Each line should be copied exactly.
-- ENTRIES SHOWN start --
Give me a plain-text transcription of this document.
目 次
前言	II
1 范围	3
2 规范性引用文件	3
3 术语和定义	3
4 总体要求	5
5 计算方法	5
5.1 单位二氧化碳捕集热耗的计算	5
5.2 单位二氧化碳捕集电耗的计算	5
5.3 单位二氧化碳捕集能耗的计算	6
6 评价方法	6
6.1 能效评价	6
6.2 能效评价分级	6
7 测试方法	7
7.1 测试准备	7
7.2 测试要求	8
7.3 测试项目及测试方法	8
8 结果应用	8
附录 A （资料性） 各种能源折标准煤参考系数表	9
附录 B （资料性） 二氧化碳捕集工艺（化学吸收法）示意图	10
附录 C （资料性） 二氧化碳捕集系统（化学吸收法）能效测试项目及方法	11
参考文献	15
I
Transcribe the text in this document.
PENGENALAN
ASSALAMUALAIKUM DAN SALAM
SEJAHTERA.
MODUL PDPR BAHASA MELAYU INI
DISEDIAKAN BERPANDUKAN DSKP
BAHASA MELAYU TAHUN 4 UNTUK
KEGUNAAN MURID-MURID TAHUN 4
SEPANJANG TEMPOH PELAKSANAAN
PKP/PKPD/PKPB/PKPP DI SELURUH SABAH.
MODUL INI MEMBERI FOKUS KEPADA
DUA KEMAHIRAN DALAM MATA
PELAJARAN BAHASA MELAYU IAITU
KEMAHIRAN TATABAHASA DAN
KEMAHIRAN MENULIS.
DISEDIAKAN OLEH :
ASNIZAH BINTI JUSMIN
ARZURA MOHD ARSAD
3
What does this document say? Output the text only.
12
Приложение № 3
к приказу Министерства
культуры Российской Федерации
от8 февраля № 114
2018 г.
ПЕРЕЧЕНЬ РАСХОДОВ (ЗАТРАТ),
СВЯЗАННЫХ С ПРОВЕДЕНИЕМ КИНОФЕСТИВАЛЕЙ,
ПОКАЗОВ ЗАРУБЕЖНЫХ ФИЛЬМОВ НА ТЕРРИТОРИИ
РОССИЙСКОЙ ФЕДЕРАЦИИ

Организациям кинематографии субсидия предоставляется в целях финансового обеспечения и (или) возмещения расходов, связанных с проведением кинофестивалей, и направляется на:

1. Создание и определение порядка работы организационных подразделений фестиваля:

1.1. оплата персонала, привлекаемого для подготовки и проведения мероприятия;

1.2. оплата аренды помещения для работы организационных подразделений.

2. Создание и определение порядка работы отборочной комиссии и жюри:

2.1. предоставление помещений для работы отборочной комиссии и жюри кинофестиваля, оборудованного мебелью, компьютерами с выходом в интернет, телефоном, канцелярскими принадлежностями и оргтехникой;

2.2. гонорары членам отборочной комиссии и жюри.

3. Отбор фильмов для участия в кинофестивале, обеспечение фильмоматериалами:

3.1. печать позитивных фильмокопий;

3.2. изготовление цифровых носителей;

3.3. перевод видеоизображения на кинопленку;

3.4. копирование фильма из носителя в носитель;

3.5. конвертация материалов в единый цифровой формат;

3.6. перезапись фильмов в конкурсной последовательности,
-- ENTRIES SHOWN end --
> _EXERCISE RESULT_
Give me a plain-text transcription of this document.
目 次
前言	II
1 范围	3
2 规范性引用文件	3
3 术语和定义	3
4 总体要求	5
5 计算方法	5
5.1 单位二氧化碳捕集热耗的计算	5
5.2 单位二氧化碳捕集电耗的计算	5
5.3 单位二氧化碳捕集能耗的计算	6
6 评价方法	6
6.1 能效评价	6
6.2 能效评价分级	6
7 测试方法	7
7.1 测试准备	7
7.2 测试要求	8
7.3 测试项目及测试方法	8
8 结果应用	8
附录 A （资料性） 各种能源折标准煤参考系数表	9
附录 B （资料性） 二氧化碳捕集工艺（化学吸收法）示意图	10
附录 C （资料性） 二氧化碳捕集系统（化学吸收法）能效测试项目及方法	11
参考文献	15
I
Transcribe the text in this document.
PENGENALAN
ASSALAMUALAIKUM DAN SALAM
SEJAHTERA.
MODUL PDPR BAHASA MELAYU INI
DISEDIAKAN BERPANDUKAN DSKP
BAHASA MELAYU TAHUN 4 UNTUK
KEGUNAAN MURID-MURID TAHUN 4
SEPANJANG TEMPOH PELAKSANAAN
PKP/PKPD/PKPB/PKPP DI SELURUH SABAH.
MODUL INI MEMBERI FOKUS KEPADA
DUA KEMAHIRAN DALAM MATA
PELAJARAN BAHASA MELAYU IAITU
KEMAHIRAN TATABAHASA DAN
KEMAHIRAN MENULIS.
DISEDIAKAN OLEH :
ASNIZAH BINTI JUSMIN
ARZURA MOHD ARSAD
3
What does this document say? Output the text only.
12
Приложение № 3
к приказу Министерства
культуры Российской Федерации
от8 февраля № 114
2018 г.
ПЕРЕЧЕНЬ РАСХОДОВ (ЗАТРАТ),
СВЯЗАННЫХ С ПРОВЕДЕНИЕМ КИНОФЕСТИВАЛЕЙ,
ПОКАЗОВ ЗАРУБЕЖНЫХ ФИЛЬМОВ НА ТЕРРИТОРИИ
РОССИЙСКОЙ ФЕДЕРАЦИИ

Организациям кинематографии субсидия предоставляется в целях финансового обеспечения и (или) возмещения расходов, связанных с проведением кинофестивалей, и направляется на:

1. Создание и определение порядка работы организационных подразделений фестиваля:

1.1. оплата персонала, привлекаемого для подготовки и проведения мероприятия;

1.2. оплата аренды помещения для работы организационных подразделений.

2. Создание и определение порядка работы отборочной комиссии и жюри:

2.1. предоставление помещений для работы отборочной комиссии и жюри кинофестиваля, оборудованного мебелью, компьютерами с выходом в интернет, телефоном, канцелярскими принадлежностями и оргтехникой;

2.2. гонорары членам отборочной комиссии и жюри.

3. Отбор фильмов для участия в кинофестивале, обеспечение фильмоматериалами:

3.1. печать позитивных фильмокопий;

3.2. изготовление цифровых носителей;

3.3. перевод видеоизображения на кинопленку;

3.4. копирование фильма из носителя в носитель;

3.5. конвертация материалов в единый цифровой формат;

3.6. перезапись фильмов в конкурсной последовательности,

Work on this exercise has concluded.